Source material:
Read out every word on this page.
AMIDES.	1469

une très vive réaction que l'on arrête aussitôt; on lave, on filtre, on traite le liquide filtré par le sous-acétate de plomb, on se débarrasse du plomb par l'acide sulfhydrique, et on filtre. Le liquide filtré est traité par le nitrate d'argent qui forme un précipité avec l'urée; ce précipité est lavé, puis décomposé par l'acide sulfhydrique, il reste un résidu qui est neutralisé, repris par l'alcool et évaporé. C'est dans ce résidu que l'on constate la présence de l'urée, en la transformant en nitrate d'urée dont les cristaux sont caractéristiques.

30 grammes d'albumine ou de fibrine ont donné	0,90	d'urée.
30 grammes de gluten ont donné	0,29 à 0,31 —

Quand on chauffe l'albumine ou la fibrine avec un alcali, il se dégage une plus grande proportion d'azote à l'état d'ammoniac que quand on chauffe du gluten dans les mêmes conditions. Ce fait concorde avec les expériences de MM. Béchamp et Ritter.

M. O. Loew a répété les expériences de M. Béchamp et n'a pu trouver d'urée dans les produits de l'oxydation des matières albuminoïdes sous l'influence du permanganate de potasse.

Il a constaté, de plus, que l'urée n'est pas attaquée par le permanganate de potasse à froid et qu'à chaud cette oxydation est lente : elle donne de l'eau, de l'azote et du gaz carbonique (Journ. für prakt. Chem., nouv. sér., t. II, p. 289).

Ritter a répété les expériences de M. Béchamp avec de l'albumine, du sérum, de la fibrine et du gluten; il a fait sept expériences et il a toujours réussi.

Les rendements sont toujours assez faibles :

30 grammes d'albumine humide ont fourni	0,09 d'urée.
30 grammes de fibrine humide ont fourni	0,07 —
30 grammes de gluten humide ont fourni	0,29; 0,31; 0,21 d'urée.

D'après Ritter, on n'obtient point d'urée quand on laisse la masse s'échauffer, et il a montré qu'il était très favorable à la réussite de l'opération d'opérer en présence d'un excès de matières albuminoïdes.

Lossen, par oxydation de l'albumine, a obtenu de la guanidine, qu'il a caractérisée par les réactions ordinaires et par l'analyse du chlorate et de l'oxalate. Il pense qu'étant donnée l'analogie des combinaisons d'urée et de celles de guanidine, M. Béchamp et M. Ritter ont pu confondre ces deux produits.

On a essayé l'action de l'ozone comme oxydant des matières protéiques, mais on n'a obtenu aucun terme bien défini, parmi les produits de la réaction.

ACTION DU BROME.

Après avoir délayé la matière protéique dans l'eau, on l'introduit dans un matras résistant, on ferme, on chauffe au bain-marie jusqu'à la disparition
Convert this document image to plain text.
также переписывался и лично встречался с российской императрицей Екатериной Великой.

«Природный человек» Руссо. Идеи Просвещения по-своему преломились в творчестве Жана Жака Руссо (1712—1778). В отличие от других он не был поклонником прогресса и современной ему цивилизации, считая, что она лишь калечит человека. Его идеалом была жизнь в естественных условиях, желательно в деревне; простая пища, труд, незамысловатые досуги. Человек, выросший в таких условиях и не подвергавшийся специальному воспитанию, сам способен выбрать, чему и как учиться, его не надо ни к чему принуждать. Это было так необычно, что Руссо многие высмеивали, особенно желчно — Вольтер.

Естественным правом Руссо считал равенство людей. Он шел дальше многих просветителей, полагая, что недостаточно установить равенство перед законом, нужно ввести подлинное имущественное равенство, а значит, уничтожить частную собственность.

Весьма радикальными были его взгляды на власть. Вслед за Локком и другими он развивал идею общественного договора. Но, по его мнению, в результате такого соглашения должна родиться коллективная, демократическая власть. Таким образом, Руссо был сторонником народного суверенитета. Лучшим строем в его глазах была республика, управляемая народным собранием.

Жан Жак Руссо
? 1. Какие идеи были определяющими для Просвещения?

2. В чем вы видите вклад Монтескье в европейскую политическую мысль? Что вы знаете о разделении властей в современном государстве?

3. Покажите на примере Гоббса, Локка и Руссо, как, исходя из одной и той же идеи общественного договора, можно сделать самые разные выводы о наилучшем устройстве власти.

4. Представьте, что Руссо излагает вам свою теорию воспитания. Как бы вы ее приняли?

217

Instruction: All of the lines above must be returned exactly.

Answer to the task:
Read out every word on this page.
AMIDES.	1469

une très vive réaction que l'on arrête aussitôt; on lave, on filtre, on traite le liquide filtré par le sous-acétate de plomb, on se débarrasse du plomb par l'acide sulfhydrique, et on filtre. Le liquide filtré est traité par le nitrate d'argent qui forme un précipité avec l'urée; ce précipité est lavé, puis décomposé par l'acide sulfhydrique, il reste un résidu qui est neutralisé, repris par l'alcool et évaporé. C'est dans ce résidu que l'on constate la présence de l'urée, en la transformant en nitrate d'urée dont les cristaux sont caractéristiques.

30 grammes d'albumine ou de fibrine ont donné	0,90	d'urée.
30 grammes de gluten ont donné	0,29 à 0,31 —

Quand on chauffe l'albumine ou la fibrine avec un alcali, il se dégage une plus grande proportion d'azote à l'état d'ammoniac que quand on chauffe du gluten dans les mêmes conditions. Ce fait concorde avec les expériences de MM. Béchamp et Ritter.

M. O. Loew a répété les expériences de M. Béchamp et n'a pu trouver d'urée dans les produits de l'oxydation des matières albuminoïdes sous l'influence du permanganate de potasse.

Il a constaté, de plus, que l'urée n'est pas attaquée par le permanganate de potasse à froid et qu'à chaud cette oxydation est lente : elle donne de l'eau, de l'azote et du gaz carbonique (Journ. für prakt. Chem., nouv. sér., t. II, p. 289).

Ritter a répété les expériences de M. Béchamp avec de l'albumine, du sérum, de la fibrine et du gluten; il a fait sept expériences et il a toujours réussi.

Les rendements sont toujours assez faibles :

30 grammes d'albumine humide ont fourni	0,09 d'urée.
30 grammes de fibrine humide ont fourni	0,07 —
30 grammes de gluten humide ont fourni	0,29; 0,31; 0,21 d'urée.

D'après Ritter, on n'obtient point d'urée quand on laisse la masse s'échauffer, et il a montré qu'il était très favorable à la réussite de l'opération d'opérer en présence d'un excès de matières albuminoïdes.

Lossen, par oxydation de l'albumine, a obtenu de la guanidine, qu'il a caractérisée par les réactions ordinaires et par l'analyse du chlorate et de l'oxalate. Il pense qu'étant donnée l'analogie des combinaisons d'urée et de celles de guanidine, M. Béchamp et M. Ritter ont pu confondre ces deux produits.

On a essayé l'action de l'ozone comme oxydant des matières protéiques, mais on n'a obtenu aucun terme bien défini, parmi les produits de la réaction.

ACTION DU BROME.

Après avoir délayé la matière protéique dans l'eau, on l'introduit dans un matras résistant, on ferme, on chauffe au bain-marie jusqu'à la disparition
Convert this document image to plain text.
также переписывался и лично встречался с российской императрицей Екатериной Великой.

«Природный человек» Руссо. Идеи Просвещения по-своему преломились в творчестве Жана Жака Руссо (1712—1778). В отличие от других он не был поклонником прогресса и современной ему цивилизации, считая, что она лишь калечит человека. Его идеалом была жизнь в естественных условиях, желательно в деревне; простая пища, труд, незамысловатые досуги. Человек, выросший в таких условиях и не подвергавшийся специальному воспитанию, сам способен выбрать, чему и как учиться, его не надо ни к чему принуждать. Это было так необычно, что Руссо многие высмеивали, особенно желчно — Вольтер.

Естественным правом Руссо считал равенство людей. Он шел дальше многих просветителей, полагая, что недостаточно установить равенство перед законом, нужно ввести подлинное имущественное равенство, а значит, уничтожить частную собственность.

Весьма радикальными были его взгляды на власть. Вслед за Локком и другими он развивал идею общественного договора. Но, по его мнению, в результате такого соглашения должна родиться коллективная, демократическая власть. Таким образом, Руссо был сторонником народного суверенитета. Лучшим строем в его глазах была республика, управляемая народным собранием.

Жан Жак Руссо
? 1. Какие идеи были определяющими для Просвещения?

2. В чем вы видите вклад Монтескье в европейскую политическую мысль? Что вы знаете о разделении властей в современном государстве?

3. Покажите на примере Гоббса, Локка и Руссо, как, исходя из одной и той же идеи общественного договора, можно сделать самые разные выводы о наилучшем устройстве власти.

4. Представьте, что Руссо излагает вам свою теорию воспитания. Как бы вы ее приняли?

217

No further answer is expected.